◆ **TASK DIRECTIONS**: Could you reproduce each of the following lines word for word, without changing anything?

**** DATA EXCERPTS

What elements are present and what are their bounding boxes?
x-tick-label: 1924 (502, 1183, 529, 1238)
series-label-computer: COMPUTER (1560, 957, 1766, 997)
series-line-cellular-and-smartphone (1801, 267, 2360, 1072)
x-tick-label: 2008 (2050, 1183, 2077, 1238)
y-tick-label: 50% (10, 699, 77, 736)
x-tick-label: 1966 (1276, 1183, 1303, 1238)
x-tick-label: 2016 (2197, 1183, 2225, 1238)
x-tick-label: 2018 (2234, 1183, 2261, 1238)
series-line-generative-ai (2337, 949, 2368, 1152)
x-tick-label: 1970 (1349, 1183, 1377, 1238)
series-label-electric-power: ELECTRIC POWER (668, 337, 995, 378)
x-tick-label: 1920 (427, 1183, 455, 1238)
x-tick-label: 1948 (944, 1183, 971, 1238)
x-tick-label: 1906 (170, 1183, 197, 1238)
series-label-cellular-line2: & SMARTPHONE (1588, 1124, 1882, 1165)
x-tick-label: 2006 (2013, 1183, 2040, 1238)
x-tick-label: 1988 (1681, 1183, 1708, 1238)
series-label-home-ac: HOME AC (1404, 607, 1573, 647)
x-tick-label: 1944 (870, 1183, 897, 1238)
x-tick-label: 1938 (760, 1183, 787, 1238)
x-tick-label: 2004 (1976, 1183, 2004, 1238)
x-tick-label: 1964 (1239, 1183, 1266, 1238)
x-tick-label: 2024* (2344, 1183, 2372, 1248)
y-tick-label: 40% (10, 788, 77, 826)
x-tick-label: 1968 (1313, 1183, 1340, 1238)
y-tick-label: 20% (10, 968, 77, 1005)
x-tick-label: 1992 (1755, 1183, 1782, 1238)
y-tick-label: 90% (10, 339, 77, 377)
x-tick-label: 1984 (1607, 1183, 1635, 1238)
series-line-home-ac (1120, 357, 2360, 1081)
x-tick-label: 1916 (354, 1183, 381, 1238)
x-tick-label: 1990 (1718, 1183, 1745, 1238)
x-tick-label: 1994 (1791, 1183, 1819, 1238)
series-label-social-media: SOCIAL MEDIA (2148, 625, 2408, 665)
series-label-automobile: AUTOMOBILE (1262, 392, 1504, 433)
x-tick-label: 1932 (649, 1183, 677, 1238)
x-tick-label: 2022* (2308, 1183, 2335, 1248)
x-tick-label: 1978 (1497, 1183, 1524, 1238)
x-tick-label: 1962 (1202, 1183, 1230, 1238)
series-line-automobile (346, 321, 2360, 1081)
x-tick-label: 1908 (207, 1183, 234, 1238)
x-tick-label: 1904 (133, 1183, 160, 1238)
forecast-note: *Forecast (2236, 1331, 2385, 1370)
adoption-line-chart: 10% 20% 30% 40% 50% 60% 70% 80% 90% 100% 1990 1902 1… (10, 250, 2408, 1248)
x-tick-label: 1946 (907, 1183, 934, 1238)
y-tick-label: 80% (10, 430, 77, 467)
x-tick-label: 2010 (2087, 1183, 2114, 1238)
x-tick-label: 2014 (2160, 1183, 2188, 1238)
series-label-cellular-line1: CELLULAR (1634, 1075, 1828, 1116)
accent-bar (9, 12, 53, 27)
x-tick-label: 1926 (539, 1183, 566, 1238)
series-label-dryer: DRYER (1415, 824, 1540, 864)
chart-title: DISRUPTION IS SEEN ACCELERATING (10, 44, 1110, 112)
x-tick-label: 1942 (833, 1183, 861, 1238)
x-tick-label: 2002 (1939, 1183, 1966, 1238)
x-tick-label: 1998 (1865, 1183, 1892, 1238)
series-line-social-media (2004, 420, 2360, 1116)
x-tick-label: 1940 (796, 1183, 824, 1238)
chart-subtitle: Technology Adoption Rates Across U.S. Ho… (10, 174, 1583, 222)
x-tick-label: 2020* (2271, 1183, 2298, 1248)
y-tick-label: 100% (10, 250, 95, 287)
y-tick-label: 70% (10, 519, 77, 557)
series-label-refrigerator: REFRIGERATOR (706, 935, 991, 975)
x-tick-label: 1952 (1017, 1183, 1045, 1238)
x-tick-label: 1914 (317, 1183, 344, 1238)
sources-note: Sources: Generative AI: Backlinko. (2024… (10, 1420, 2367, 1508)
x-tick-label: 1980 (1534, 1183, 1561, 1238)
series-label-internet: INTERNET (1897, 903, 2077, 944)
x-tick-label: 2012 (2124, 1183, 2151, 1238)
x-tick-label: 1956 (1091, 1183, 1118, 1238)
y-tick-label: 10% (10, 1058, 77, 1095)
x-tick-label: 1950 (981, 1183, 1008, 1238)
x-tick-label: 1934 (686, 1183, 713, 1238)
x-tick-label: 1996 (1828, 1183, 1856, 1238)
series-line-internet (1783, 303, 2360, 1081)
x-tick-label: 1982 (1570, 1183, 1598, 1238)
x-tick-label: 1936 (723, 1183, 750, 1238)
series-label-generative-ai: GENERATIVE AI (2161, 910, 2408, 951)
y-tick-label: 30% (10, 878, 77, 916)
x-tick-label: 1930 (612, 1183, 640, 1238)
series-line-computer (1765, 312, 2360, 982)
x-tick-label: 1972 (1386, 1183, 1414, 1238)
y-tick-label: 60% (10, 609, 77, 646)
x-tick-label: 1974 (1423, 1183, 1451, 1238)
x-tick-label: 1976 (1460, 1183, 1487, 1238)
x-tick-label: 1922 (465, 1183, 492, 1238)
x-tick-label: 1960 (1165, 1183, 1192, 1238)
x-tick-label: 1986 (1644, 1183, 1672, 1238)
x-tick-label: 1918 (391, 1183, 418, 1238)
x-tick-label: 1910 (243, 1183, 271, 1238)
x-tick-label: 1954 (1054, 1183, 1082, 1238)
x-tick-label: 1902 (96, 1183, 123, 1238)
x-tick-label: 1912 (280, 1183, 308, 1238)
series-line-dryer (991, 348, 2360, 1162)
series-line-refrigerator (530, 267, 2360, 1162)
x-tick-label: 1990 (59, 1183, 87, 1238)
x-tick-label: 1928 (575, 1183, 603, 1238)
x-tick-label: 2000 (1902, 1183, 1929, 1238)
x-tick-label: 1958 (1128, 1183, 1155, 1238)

********

◆ **CORRECT RESPONSE**:
What elements are present and what are their bounding boxes?
x-tick-label: 1924 (502, 1183, 529, 1238)
series-label-computer: COMPUTER (1560, 957, 1766, 997)
series-line-cellular-and-smartphone (1801, 267, 2360, 1072)
x-tick-label: 2008 (2050, 1183, 2077, 1238)
y-tick-label: 50% (10, 699, 77, 736)
x-tick-label: 1966 (1276, 1183, 1303, 1238)
x-tick-label: 2016 (2197, 1183, 2225, 1238)
x-tick-label: 2018 (2234, 1183, 2261, 1238)
series-line-generative-ai (2337, 949, 2368, 1152)
x-tick-label: 1970 (1349, 1183, 1377, 1238)
series-label-electric-power: ELECTRIC POWER (668, 337, 995, 378)
x-tick-label: 1920 (427, 1183, 455, 1238)
x-tick-label: 1948 (944, 1183, 971, 1238)
x-tick-label: 1906 (170, 1183, 197, 1238)
series-label-cellular-line2: & SMARTPHONE (1588, 1124, 1882, 1165)
x-tick-label: 2006 (2013, 1183, 2040, 1238)
x-tick-label: 1988 (1681, 1183, 1708, 1238)
series-label-home-ac: HOME AC (1404, 607, 1573, 647)
x-tick-label: 1944 (870, 1183, 897, 1238)
x-tick-label: 1938 (760, 1183, 787, 1238)
x-tick-label: 2004 (1976, 1183, 2004, 1238)
x-tick-label: 1964 (1239, 1183, 1266, 1238)
x-tick-label: 2024* (2344, 1183, 2372, 1248)
y-tick-label: 40% (10, 788, 77, 826)
x-tick-label: 1968 (1313, 1183, 1340, 1238)
y-tick-label: 20% (10, 968, 77, 1005)
x-tick-label: 1992 (1755, 1183, 1782, 1238)
y-tick-label: 90% (10, 339, 77, 377)
x-tick-label: 1984 (1607, 1183, 1635, 1238)
series-line-home-ac (1120, 357, 2360, 1081)
x-tick-label: 1916 (354, 1183, 381, 1238)
x-tick-label: 1990 (1718, 1183, 1745, 1238)
x-tick-label: 1994 (1791, 1183, 1819, 1238)
series-label-social-media: SOCIAL MEDIA (2148, 625, 2408, 665)
series-label-automobile: AUTOMOBILE (1262, 392, 1504, 433)
x-tick-label: 1932 (649, 1183, 677, 1238)
x-tick-label: 2022* (2308, 1183, 2335, 1248)
x-tick-label: 1978 (1497, 1183, 1524, 1238)
x-tick-label: 1962 (1202, 1183, 1230, 1238)
series-line-automobile (346, 321, 2360, 1081)
x-tick-label: 1908 (207, 1183, 234, 1238)
x-tick-label: 1904 (133, 1183, 160, 1238)
forecast-note: *Forecast (2236, 1331, 2385, 1370)
adoption-line-chart: 10% 20% 30% 40% 50% 60% 70% 80% 90% 100% 1990 1902 1… (10, 250, 2408, 1248)
x-tick-label: 1946 (907, 1183, 934, 1238)
y-tick-label: 80% (10, 430, 77, 467)
x-tick-label: 2010 (2087, 1183, 2114, 1238)
x-tick-label: 2014 (2160, 1183, 2188, 1238)
series-label-cellular-line1: CELLULAR (1634, 1075, 1828, 1116)
accent-bar (9, 12, 53, 27)
x-tick-label: 1926 (539, 1183, 566, 1238)
series-label-dryer: DRYER (1415, 824, 1540, 864)
chart-title: DISRUPTION IS SEEN ACCELERATING (10, 44, 1110, 112)
x-tick-label: 1942 (833, 1183, 861, 1238)
x-tick-label: 2002 (1939, 1183, 1966, 1238)
x-tick-label: 1998 (1865, 1183, 1892, 1238)
series-line-social-media (2004, 420, 2360, 1116)
x-tick-label: 1940 (796, 1183, 824, 1238)
chart-subtitle: Technology Adoption Rates Across U.S. Ho… (10, 174, 1583, 222)
x-tick-label: 2020* (2271, 1183, 2298, 1248)
y-tick-label: 100% (10, 250, 95, 287)
y-tick-label: 70% (10, 519, 77, 557)
series-label-refrigerator: REFRIGERATOR (706, 935, 991, 975)
x-tick-label: 1952 (1017, 1183, 1045, 1238)
x-tick-label: 1914 (317, 1183, 344, 1238)
sources-note: Sources: Generative AI: Backlinko. (2024… (10, 1420, 2367, 1508)
x-tick-label: 1980 (1534, 1183, 1561, 1238)
series-label-internet: INTERNET (1897, 903, 2077, 944)
x-tick-label: 2012 (2124, 1183, 2151, 1238)
x-tick-label: 1956 (1091, 1183, 1118, 1238)
y-tick-label: 10% (10, 1058, 77, 1095)
x-tick-label: 1950 (981, 1183, 1008, 1238)
x-tick-label: 1934 (686, 1183, 713, 1238)
x-tick-label: 1996 (1828, 1183, 1856, 1238)
series-line-internet (1783, 303, 2360, 1081)
x-tick-label: 1982 (1570, 1183, 1598, 1238)
x-tick-label: 1936 (723, 1183, 750, 1238)
series-label-generative-ai: GENERATIVE AI (2161, 910, 2408, 951)
y-tick-label: 30% (10, 878, 77, 916)
x-tick-label: 1930 (612, 1183, 640, 1238)
series-line-computer (1765, 312, 2360, 982)
x-tick-label: 1972 (1386, 1183, 1414, 1238)
y-tick-label: 60% (10, 609, 77, 646)
x-tick-label: 1974 (1423, 1183, 1451, 1238)
x-tick-label: 1976 (1460, 1183, 1487, 1238)
x-tick-label: 1922 (465, 1183, 492, 1238)
x-tick-label: 1960 (1165, 1183, 1192, 1238)
x-tick-label: 1986 (1644, 1183, 1672, 1238)
x-tick-label: 1918 (391, 1183, 418, 1238)
x-tick-label: 1910 (243, 1183, 271, 1238)
x-tick-label: 1954 (1054, 1183, 1082, 1238)
x-tick-label: 1902 (96, 1183, 123, 1238)
x-tick-label: 1912 (280, 1183, 308, 1238)
series-line-dryer (991, 348, 2360, 1162)
series-line-refrigerator (530, 267, 2360, 1162)
x-tick-label: 1990 (59, 1183, 87, 1238)
x-tick-label: 1928 (575, 1183, 603, 1238)
x-tick-label: 2000 (1902, 1183, 1929, 1238)
x-tick-label: 1958 (1128, 1183, 1155, 1238)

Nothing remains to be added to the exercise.